# Work required:
Only a number is expected: how many lines in the data below contain the word "JSON".

[Dataset records on visual material]
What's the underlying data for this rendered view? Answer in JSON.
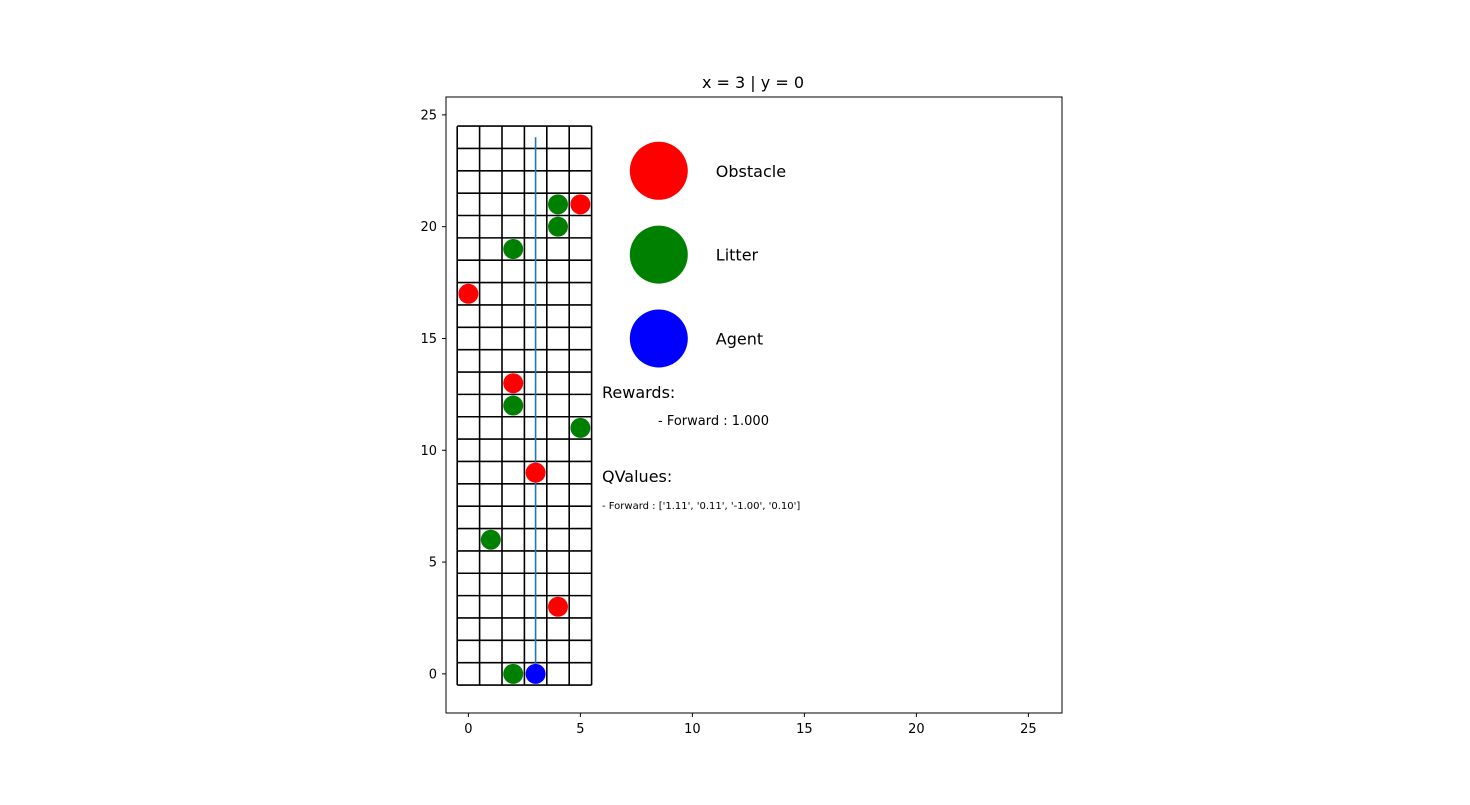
{
  "chart_data": {
    "type": "scatter",
    "title": "x = 3 | y = 0",
    "xlim": [
      -1,
      26.5
    ],
    "ylim": [
      -1.75,
      25.8
    ],
    "xticks": [
      0,
      5,
      10,
      15,
      20,
      25
    ],
    "yticks": [
      0,
      5,
      10,
      15,
      20,
      25
    ],
    "grid": {
      "cols": 6,
      "rows": 25,
      "x_min": -0.5,
      "x_max": 5.5,
      "y_min": -0.5,
      "y_max": 24.5
    },
    "series": [
      {
        "name": "Obstacle",
        "color": "#ff0000",
        "points": [
          [
            5,
            21
          ],
          [
            0,
            17
          ],
          [
            2,
            13
          ],
          [
            3,
            9
          ],
          [
            4,
            3
          ]
        ]
      },
      {
        "name": "Litter",
        "color": "#008000",
        "points": [
          [
            4,
            21
          ],
          [
            4,
            20
          ],
          [
            2,
            19
          ],
          [
            2,
            12
          ],
          [
            5,
            11
          ],
          [
            1,
            6
          ],
          [
            2,
            0
          ]
        ]
      },
      {
        "name": "Agent",
        "color": "#0000ff",
        "points": [
          [
            3,
            0
          ]
        ]
      }
    ],
    "path": {
      "color": "#1f77b4",
      "points": [
        [
          3,
          0
        ],
        [
          3,
          24
        ]
      ]
    },
    "legend": {
      "placement": "right of grid",
      "entries": [
        {
          "label": "Obstacle",
          "color": "#ff0000",
          "x": 8.5,
          "y": 22.5
        },
        {
          "label": "Litter",
          "color": "#008000",
          "x": 8.5,
          "y": 18.75
        },
        {
          "label": "Agent",
          "color": "#0000ff",
          "x": 8.5,
          "y": 15
        }
      ]
    },
    "annotations": {
      "rewards_heading": "Rewards:",
      "rewards_items": [
        "- Forward : 1.000"
      ],
      "qvalues_heading": "QValues:",
      "qvalues_items": [
        "- Forward : ['1.11', '0.11', '-1.00', '0.10']"
      ]
    }
  }
}
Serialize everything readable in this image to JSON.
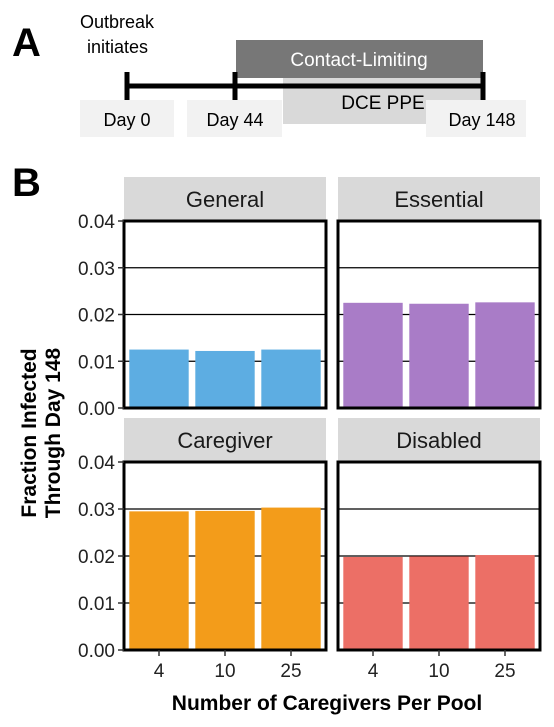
{
  "panel_a": {
    "letter": "A",
    "outbreak_label_line1": "Outbreak",
    "outbreak_label_line2": "initiates",
    "contact_limiting_label": "Contact-Limiting",
    "dce_ppe_label": "DCE PPE",
    "day_labels": [
      "Day 0",
      "Day 44",
      "Day 148"
    ],
    "colors": {
      "contact_band": "#777777",
      "dce_band": "#d9d9d9",
      "day_box": "#f2f2f2",
      "line": "#000000"
    }
  },
  "panel_b": {
    "letter": "B"
  },
  "chart_data": {
    "type": "bar",
    "facets": [
      "General",
      "Essential",
      "Caregiver",
      "Disabled"
    ],
    "categories": [
      "4",
      "10",
      "25"
    ],
    "series": [
      {
        "facet": "General",
        "color": "#5dade2",
        "values": [
          0.0125,
          0.0122,
          0.0125
        ]
      },
      {
        "facet": "Essential",
        "color": "#a97cc7",
        "values": [
          0.0225,
          0.0223,
          0.0226
        ]
      },
      {
        "facet": "Caregiver",
        "color": "#f39c1a",
        "values": [
          0.0295,
          0.0296,
          0.0303
        ]
      },
      {
        "facet": "Disabled",
        "color": "#ec6f66",
        "values": [
          0.0198,
          0.0199,
          0.0202
        ]
      }
    ],
    "ylim": [
      0,
      0.04
    ],
    "yticks": [
      "0.00",
      "0.01",
      "0.02",
      "0.03",
      "0.04"
    ],
    "ytick_values": [
      0,
      0.01,
      0.02,
      0.03,
      0.04
    ],
    "ylabel_line1": "Fraction Infected",
    "ylabel_line2": "Through Day 148",
    "xlabel": "Number of Caregivers Per Pool",
    "grid": "horizontal-major",
    "strip_color": "#d9d9d9"
  }
}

# Exercise answer:
2